Input
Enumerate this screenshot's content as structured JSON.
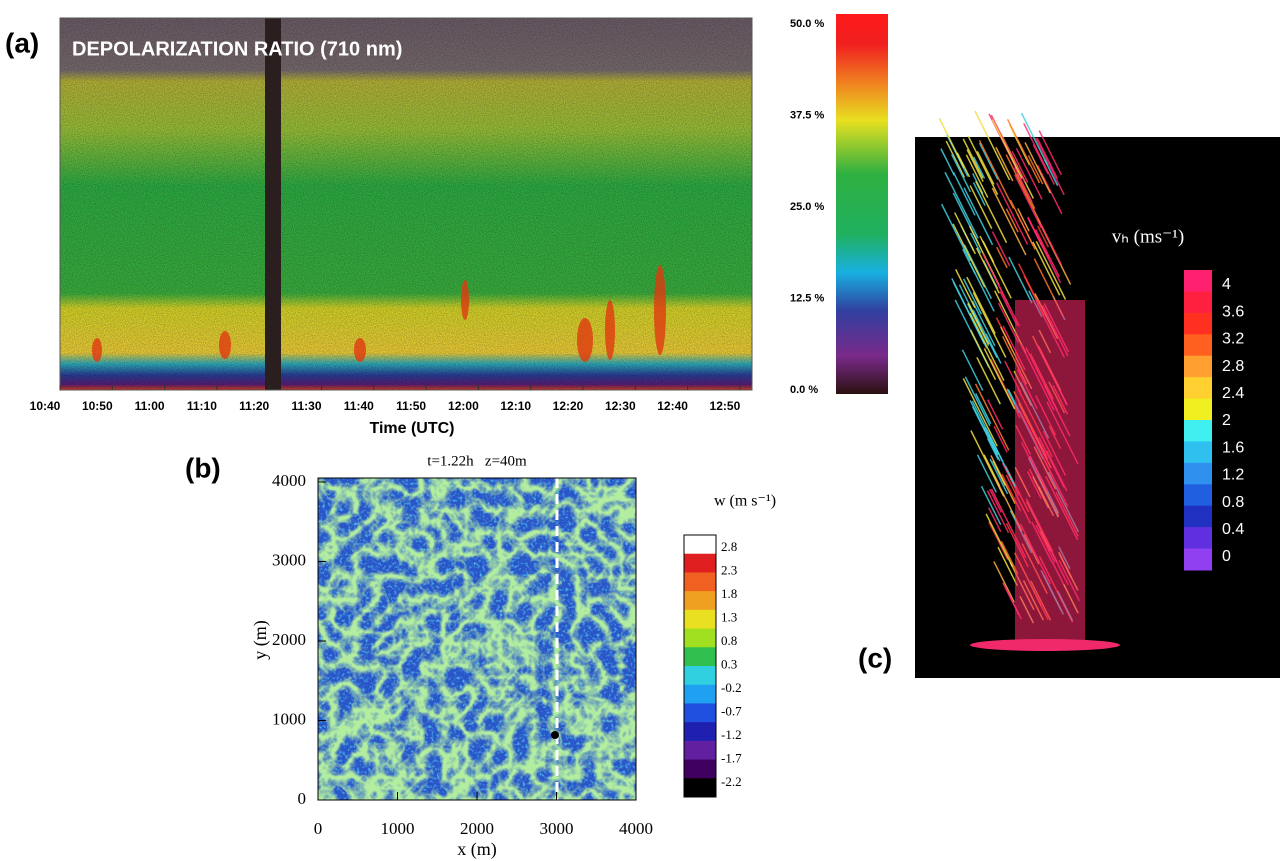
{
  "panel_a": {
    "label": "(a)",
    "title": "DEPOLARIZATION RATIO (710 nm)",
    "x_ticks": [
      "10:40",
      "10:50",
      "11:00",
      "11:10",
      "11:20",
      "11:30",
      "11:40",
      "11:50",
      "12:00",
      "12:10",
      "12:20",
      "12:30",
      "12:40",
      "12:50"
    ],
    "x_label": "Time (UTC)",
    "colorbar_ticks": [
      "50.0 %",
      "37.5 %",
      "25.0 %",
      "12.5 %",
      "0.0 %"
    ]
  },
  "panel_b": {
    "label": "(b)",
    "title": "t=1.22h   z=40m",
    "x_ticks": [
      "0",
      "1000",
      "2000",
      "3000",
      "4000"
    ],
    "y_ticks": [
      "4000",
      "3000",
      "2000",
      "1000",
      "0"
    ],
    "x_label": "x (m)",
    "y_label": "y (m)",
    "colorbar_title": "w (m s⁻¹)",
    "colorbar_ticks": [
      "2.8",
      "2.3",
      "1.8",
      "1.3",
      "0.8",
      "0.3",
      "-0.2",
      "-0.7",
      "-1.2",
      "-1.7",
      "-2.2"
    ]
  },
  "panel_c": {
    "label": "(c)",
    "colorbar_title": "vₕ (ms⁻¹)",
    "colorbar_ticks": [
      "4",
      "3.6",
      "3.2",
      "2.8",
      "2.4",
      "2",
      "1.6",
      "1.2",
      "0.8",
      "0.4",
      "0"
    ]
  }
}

Directions for this task
Copy out all the data exactly; skip the pictures.

Written reply
Enumerate this screenshot's content as structured JSON.
{
  "panel_a": {
    "label": "(a)",
    "title": "DEPOLARIZATION RATIO (710 nm)",
    "x_ticks": [
      "10:40",
      "10:50",
      "11:00",
      "11:10",
      "11:20",
      "11:30",
      "11:40",
      "11:50",
      "12:00",
      "12:10",
      "12:20",
      "12:30",
      "12:40",
      "12:50"
    ],
    "x_label": "Time (UTC)",
    "colorbar_ticks": [
      "50.0 %",
      "37.5 %",
      "25.0 %",
      "12.5 %",
      "0.0 %"
    ]
  },
  "panel_b": {
    "label": "(b)",
    "title": "t=1.22h   z=40m",
    "x_ticks": [
      "0",
      "1000",
      "2000",
      "3000",
      "4000"
    ],
    "y_ticks": [
      "4000",
      "3000",
      "2000",
      "1000",
      "0"
    ],
    "x_label": "x (m)",
    "y_label": "y (m)",
    "colorbar_title": "w (m s⁻¹)",
    "colorbar_ticks": [
      "2.8",
      "2.3",
      "1.8",
      "1.3",
      "0.8",
      "0.3",
      "-0.2",
      "-0.7",
      "-1.2",
      "-1.7",
      "-2.2"
    ]
  },
  "panel_c": {
    "label": "(c)",
    "colorbar_title": "vₕ (ms⁻¹)",
    "colorbar_ticks": [
      "4",
      "3.6",
      "3.2",
      "2.8",
      "2.4",
      "2",
      "1.6",
      "1.2",
      "0.8",
      "0.4",
      "0"
    ]
  }
}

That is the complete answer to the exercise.